*EXTRAIT CITÉ*.
• • •

Tristan Labaume, président de l’Alliance Green IT

Tristan Labaume

L’Agit est une association de professionnels du numérique fondée en 2011, avec pour objectif de diffuser les bonnes pratiques et de clarifier la communication autour de l’informatique et en évitant le « greenwashing ». Elle regroupe une quarantaine d’entreprises de toutes tailles et de tous horizons, pour promouvoir les bonnes pratiques sur l’ensemble des domaines de l’IT : datacenters, infrastructures, impressions, postes de travail, gouvernance, fin de vie, applications et entreprises utilisatrices.

Quelles sont les missions de l’AGIT et son rôle auprès des acteurs de l’IT ?

T.L. – La démarche que nous menons est progressive : elle s’inscrit dans le temps et se base sur l’amélioration continue. Notre objectif n’est pas de comparer entre eux les acteurs de l’IT, il n’y a donc pas de meilleur et de moins bon. Chaque société a son mode de fonctionnement et l’objectif est de savoir où elle en est, de façon à pouvoir définir des indicateurs susceptibles de la faire progresser. Cette démarche est multi-domaines : ce n’est pas en maîtrisant l’un des domaines qu’une société peut être qualifiée de « green ». Prenons l’exemple d’un acteur disposant d’un datacenter écoefficace, mais dont le reste de l’activité n’a pas fait l’objet de démarches environnementales. Dans ce cas, nous ne considérons pas que cet acteur est « green ». Il faut également prendre en compte les étapes amont, qu’il s’agisse de la fabrication du matériel ou de son achat : l’objectif est d’optimiser sa durée de vie pour éviter de refabriquer du matériel neuf et de générer des DEEE. Ces informations concernent les fabricants de matériel, qui communiqueront sur leurs produits via l’affichage environnemental, les éditeurs de logiciels qui doivent s’assurer de la compatibilité des systèmes d’exploitation et de la conception des logiciels, mais aussi les utilisateurs, demandeurs de services, de disponibilité et de consommations et de l’écoconception des services numériques. La volonté de l’ensemble des acteurs ne suffit pas, il faut aussi une volonté réglementaire, via des obligations et une fiscalité incitative ou punitive.

Le numérique consommerait plus de 10 % de l’électricité mondiale. Jusqu’où peut-on aller ?

T.L. – En France, l’informatique représente même plus de 13 % de la facture d’électricité, et la croissance dans ce domaine est exponentielle. D’autant plus que l’efficience des produits et des infrastructures se voit compensée par la multiplication du nombre d’équipements. Sur le papier, la consommation électrique due au numérique pourrait atteindre des sommets. Mais cette croissance sera rapidement limitée par l’épuisement des ressources nécessaires à la fabrication de composants électroniques : il faut par exemple entre 10 et 20 composants pour fabriquer un téléphone, et les minerais nécessaires à leur fabrication pourraient être épuisés d’ici 2 à 30 ans. Les prix des produits sont donc amenés à augmenter considérablement. La non-réparation des équipements due au low-cost est également un gros problème, car elle pousse à racheter systématiquement de nouveaux produits. En France en 2015, il a été mis sur le marché l’équivalent de 166 fois le poids de la tour Eiffel en produits électroniques, ce qui est considérable.

• • •

Entrées du jeu de données
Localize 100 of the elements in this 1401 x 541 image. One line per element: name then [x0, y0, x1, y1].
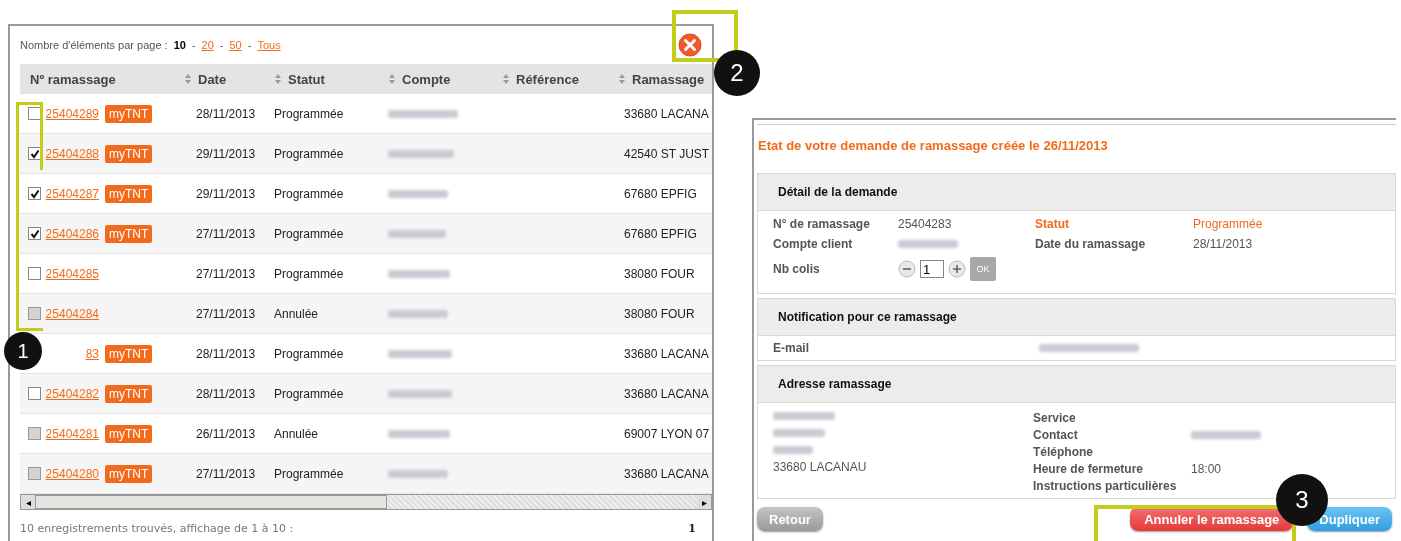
field-label: Heure de fermeture [1033, 461, 1145, 476]
field-value: 28/11/2013 [1193, 237, 1254, 251]
table-cell: 28/11/2013 [196, 386, 256, 401]
callout-number: 1 [4, 332, 42, 370]
detail-title: Etat de votre demande de ramassage créée le 26/11/2013 [757, 124, 1396, 173]
field-value: Programmée [1193, 217, 1264, 231]
field-label: Contact [1033, 427, 1079, 442]
blurred-text [388, 269, 450, 278]
section-title: Notification pour ce ramassage [778, 310, 957, 324]
table-cell: Programmée [274, 146, 344, 161]
blurred-text [898, 240, 958, 248]
column-header[interactable]: Compte [402, 71, 451, 87]
table-cell: Programmée [274, 266, 344, 281]
sort-icon[interactable] [502, 73, 510, 85]
pickup-number-link[interactable]: 25404286 [45, 226, 99, 241]
pickup-number-link[interactable]: 25404287 [45, 186, 99, 201]
mytnt-badge: myTNT [105, 384, 153, 403]
column-header[interactable]: Date [198, 71, 227, 87]
sort-icon[interactable] [184, 73, 192, 85]
field-label: Statut [1035, 217, 1070, 231]
blurred-text [388, 149, 454, 158]
callout-number: 2 [714, 50, 760, 96]
pickup-number-link[interactable]: 25404288 [45, 146, 99, 161]
column-header[interactable]: Nº ramassage [30, 71, 116, 87]
checkbox[interactable] [28, 267, 41, 280]
sort-icon[interactable] [618, 73, 626, 85]
table-cell: 38080 FOUR [624, 306, 695, 321]
mytnt-badge: myTNT [105, 184, 153, 203]
blurred-text [773, 412, 835, 420]
table-cell: 27/11/2013 [196, 466, 256, 481]
blurred-text [388, 309, 448, 318]
results-summary: 10 enregistrements trouvés, affichage de 1 à 10 : [20, 521, 294, 535]
page-size-label: Nombre d'éléments par page : [20, 39, 168, 51]
blurred-text [388, 469, 448, 478]
sort-icon[interactable] [388, 73, 396, 85]
table-cell: 27/11/2013 [196, 266, 256, 281]
field-label: Nb colis [773, 262, 821, 276]
field-label: Compte client [773, 237, 854, 251]
table-cell: 29/11/2013 [196, 186, 256, 201]
table-cell: 28/11/2013 [196, 346, 256, 361]
table-cell: 27/11/2013 [196, 306, 256, 321]
blurred-text [388, 429, 450, 438]
column-header[interactable]: Ramassage [632, 71, 705, 87]
table-cell: 33680 LACANA [624, 106, 709, 121]
mytnt-badge: myTNT [105, 104, 153, 123]
table-cell: 67680 EPFIG [624, 226, 697, 241]
checkbox[interactable] [28, 227, 41, 240]
pickup-number-link[interactable]: 25404289 [45, 106, 99, 121]
table-cell: 33680 LACANA [624, 386, 709, 401]
blurred-text [773, 446, 813, 454]
field-label: Service [1033, 410, 1077, 425]
table-cell: 38080 FOUR [624, 266, 695, 281]
page-size-link[interactable]: 50 [229, 39, 242, 51]
close-icon[interactable] [678, 33, 702, 57]
field-label: E-mail [773, 341, 809, 355]
table-cell: Programmée [274, 186, 344, 201]
table-cell: 33680 LACANA [624, 346, 709, 361]
pickup-number-link[interactable]: 25404282 [45, 386, 99, 401]
mytnt-badge: myTNT [105, 344, 153, 363]
horizontal-scrollbar[interactable]: ◂ ▸ [20, 494, 712, 510]
table-cell: 29/11/2013 [196, 146, 256, 161]
page-size-link[interactable]: Tous [257, 39, 281, 51]
blurred-text [773, 429, 825, 437]
table-cell: 26/11/2013 [196, 426, 256, 441]
page-size-link[interactable]: 20 [201, 39, 214, 51]
parcel-count-field[interactable]: 1 [920, 260, 944, 278]
pickup-number-link[interactable]: 83 [45, 346, 99, 361]
checkbox[interactable] [28, 387, 41, 400]
checkbox[interactable] [28, 187, 41, 200]
section-title: Détail de la demande [778, 185, 898, 199]
table-cell: Programmée [274, 346, 344, 361]
plus-button[interactable] [948, 260, 966, 278]
blurred-text [388, 349, 452, 358]
back-button[interactable]: Retour [757, 507, 823, 531]
table-cell: 27/11/2013 [196, 226, 256, 241]
table-cell: 42540 ST JUST [624, 146, 710, 161]
sort-icon[interactable] [274, 73, 282, 85]
field-label: Date du ramassage [1035, 237, 1147, 251]
page-size-link[interactable]: 10 [173, 39, 186, 51]
address-text: 33680 LACANAU [773, 460, 868, 474]
blurred-text [388, 229, 446, 238]
column-header[interactable]: Statut [288, 71, 325, 87]
ok-button[interactable]: OK [970, 257, 996, 281]
table-cell: Programmée [274, 386, 344, 401]
minus-button[interactable] [898, 260, 916, 278]
separator: - [191, 39, 196, 51]
table-cell: Annulée [274, 306, 319, 321]
table-cell: 69007 LYON 07 [624, 426, 710, 441]
table-cell: 67680 EPFIG [624, 186, 697, 201]
pickup-number-link[interactable]: 25404285 [45, 266, 99, 281]
table-cell: Programmée [274, 226, 344, 241]
page-number[interactable]: 1 [688, 521, 696, 535]
mytnt-badge: myTNT [105, 424, 153, 443]
mytnt-badge: myTNT [105, 224, 153, 243]
blurred-text [388, 389, 452, 398]
column-header[interactable]: Référence [516, 71, 579, 87]
separator: - [247, 39, 252, 51]
blurred-text [388, 189, 448, 198]
blurred-text [388, 109, 458, 118]
table-cell: Programmée [274, 466, 344, 481]
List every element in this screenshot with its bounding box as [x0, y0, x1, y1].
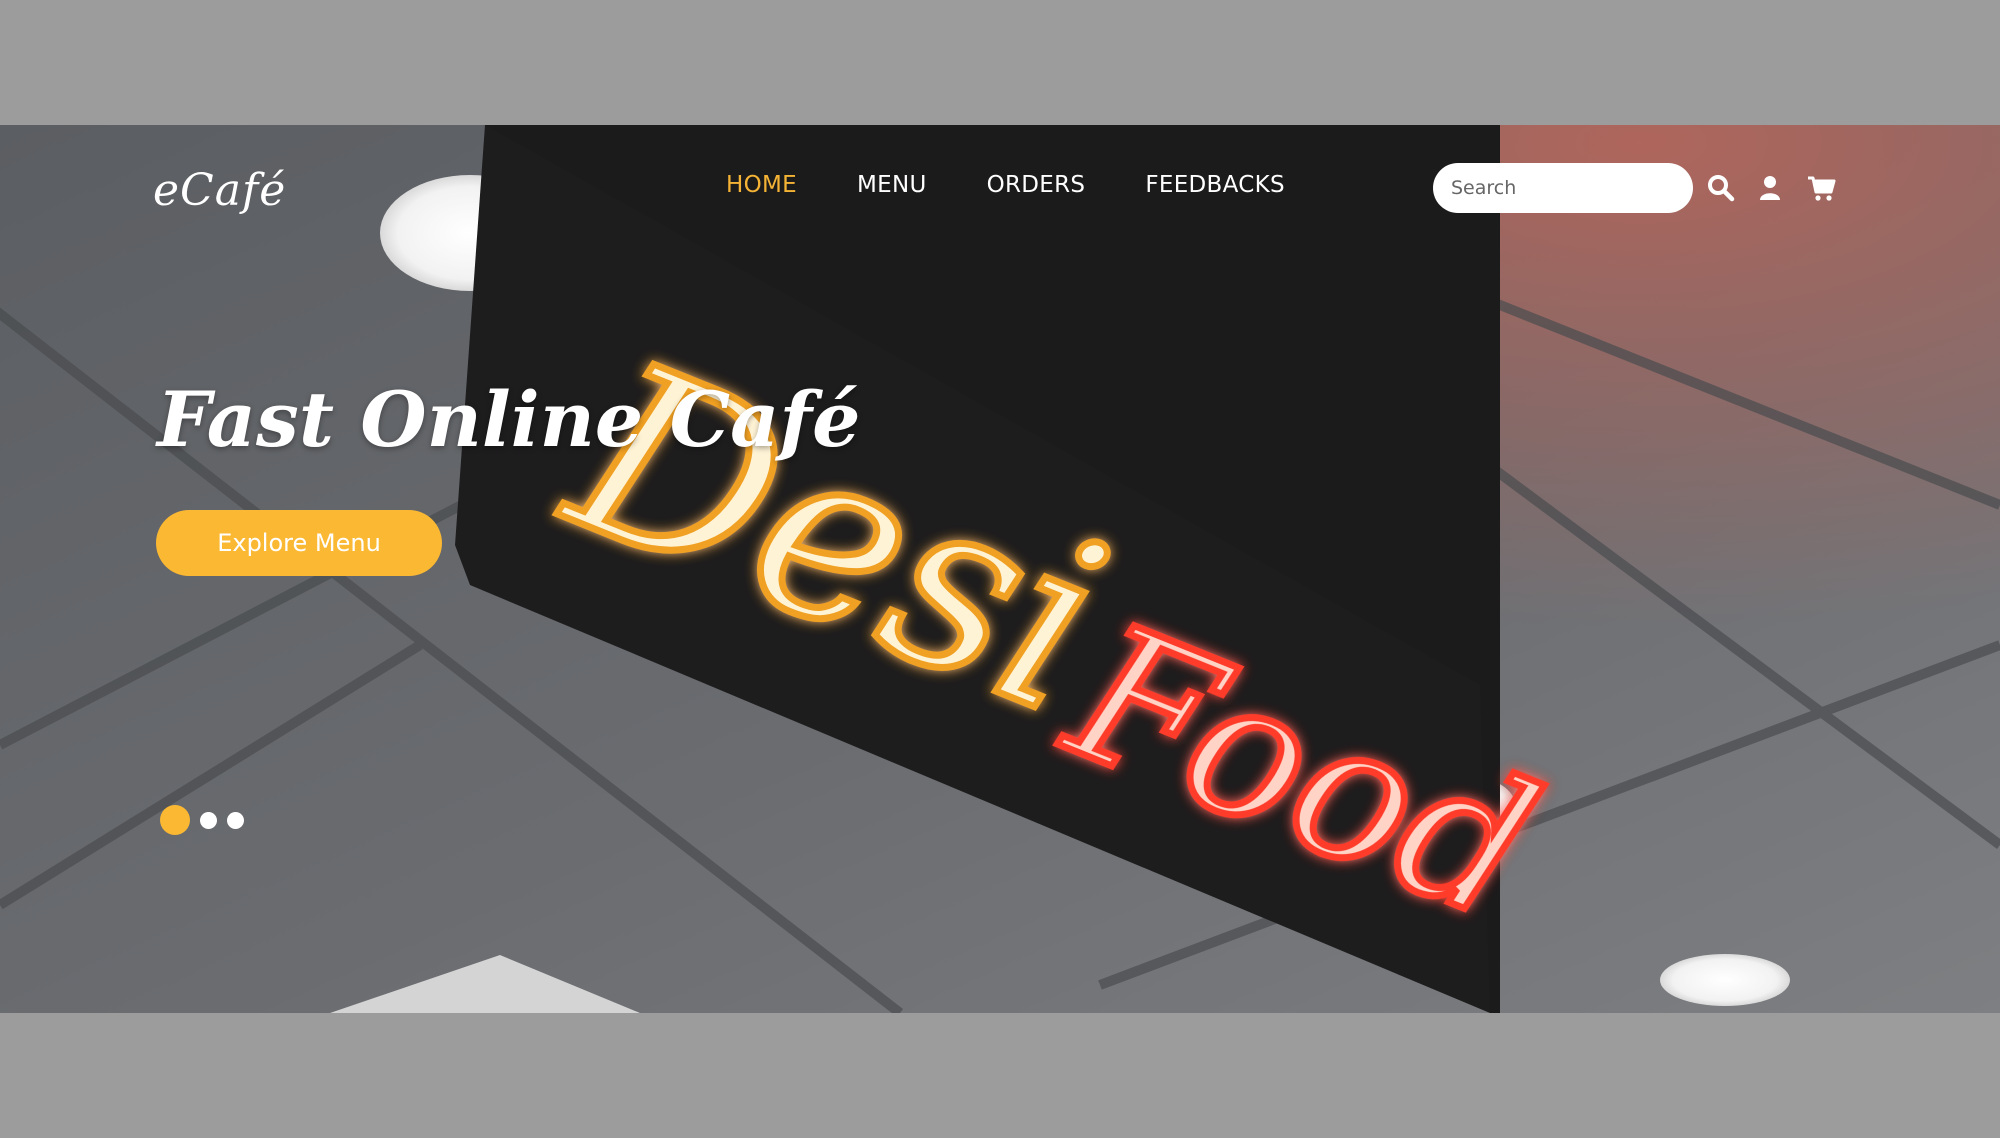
nav-feedbacks[interactable]: FEEDBACKS — [1145, 172, 1285, 198]
nav-orders[interactable]: ORDERS — [987, 172, 1086, 198]
search-input[interactable] — [1433, 163, 1693, 213]
carousel-dot-2[interactable] — [200, 811, 217, 829]
hero-headline: Fast Online Café — [157, 375, 861, 464]
carousel-dot-3[interactable] — [227, 811, 244, 829]
hero-banner: Desi Food eCafé HOME MENU ORDERS FEEDBAC… — [0, 125, 2000, 1013]
user-icon[interactable] — [1755, 173, 1785, 203]
brand-logo[interactable]: eCafé — [153, 165, 286, 216]
explore-menu-button[interactable]: Explore Menu — [156, 510, 442, 576]
carousel-dot-1[interactable] — [160, 805, 190, 835]
search-icon[interactable] — [1706, 173, 1736, 203]
main-nav: HOME MENU ORDERS FEEDBACKS — [726, 172, 1285, 198]
nav-home[interactable]: HOME — [726, 172, 797, 198]
cart-icon[interactable] — [1806, 173, 1836, 203]
nav-menu[interactable]: MENU — [857, 172, 927, 198]
carousel-indicators — [160, 805, 244, 835]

• • •

*CONSIGNE*. Poursuivez l'entretien avec le président de l'Alliance Green IT en reprenant juste après sa dernière phrase. Ces entrées n'ont aucun lien avec l'entretien.

*RÉPONSE ATTENDUE*.
À part quelques grands sites (Google, Amazon…), l’utilisation d’énergies renouvelables dans les datacenters se développe-t-elle vraiment ?

T.L. – De manière générale, l’utilisation du renouvelable dans les datacenters ne se développe pas. Il ne faut surtout pas confondre les GAFA (Google, Amazon, Facebook, Apple) avec les autres acteurs des datacenters. Tout d’abord, leurs moyens et leurs volumétries sont incomparables. De plus, disposant de multitudes d’installations, les GAFA créent des architectures techniques homogènes et transposables d’un datacenter à l’autre, ce qui réduit considérablement les coûts d’achat, d’installation et de maintenance du matériel. Contrairement à ces grands acteurs, la majorité des entreprises mettent en place des solutions hétérogènes, faisant appel à différents équipements, plus ou moins efficients et plus ou moins vieux. Sur la question des énergies renouvelables pour l’alimentation des datacenters, il faut dissocier les besoins en climatisation qui peuvent et pourront d’autant plus être alimentés par des énergies renouvelables et la partie consommation électrique des serveurs qui nécessite le recours à de gros volumes d’électricité de manière constante. Il faut rester réaliste : la puissance électrique nécessaire au fonctionnement d’un datacenter est bien trop importante pour que des panneaux solaires puissent suffire à son alimentation. De plus, les énergies renouvelables sont intermittentes, ce qui pose un réel problème pour ce qui est de la continuité d’alimentation d’un datacenter, qui fonctionne jour et nuit. Et la question de l’intermittence des EnR amène au sujet épineux du stockage de l’électricité. Il n’existe pas aujourd’hui de solution de stockage assez puissante pour alimenter un datacenter : les batteries permettent de tenir environ une vingtaine de minutes avant le démarrage d’un groupe électrogène. Le couplage production d’EnR et batteries n’est pas une solution pérenne aujourd’hui.

On parle beaucoup des consommations électriques des datacenters, néanmoins, ce n’est qu’une partie du problème ; si l’on peut être objectif d’un point de vue environnemental, il faut prendre en considération les réseaux de télécommunication et les terminaux (smartphone, PC, objets…) et d’autres indicateurs environnementaux tels que l’épuisement des ressources, les émissions de gaz à effet de serre, la production de déchets.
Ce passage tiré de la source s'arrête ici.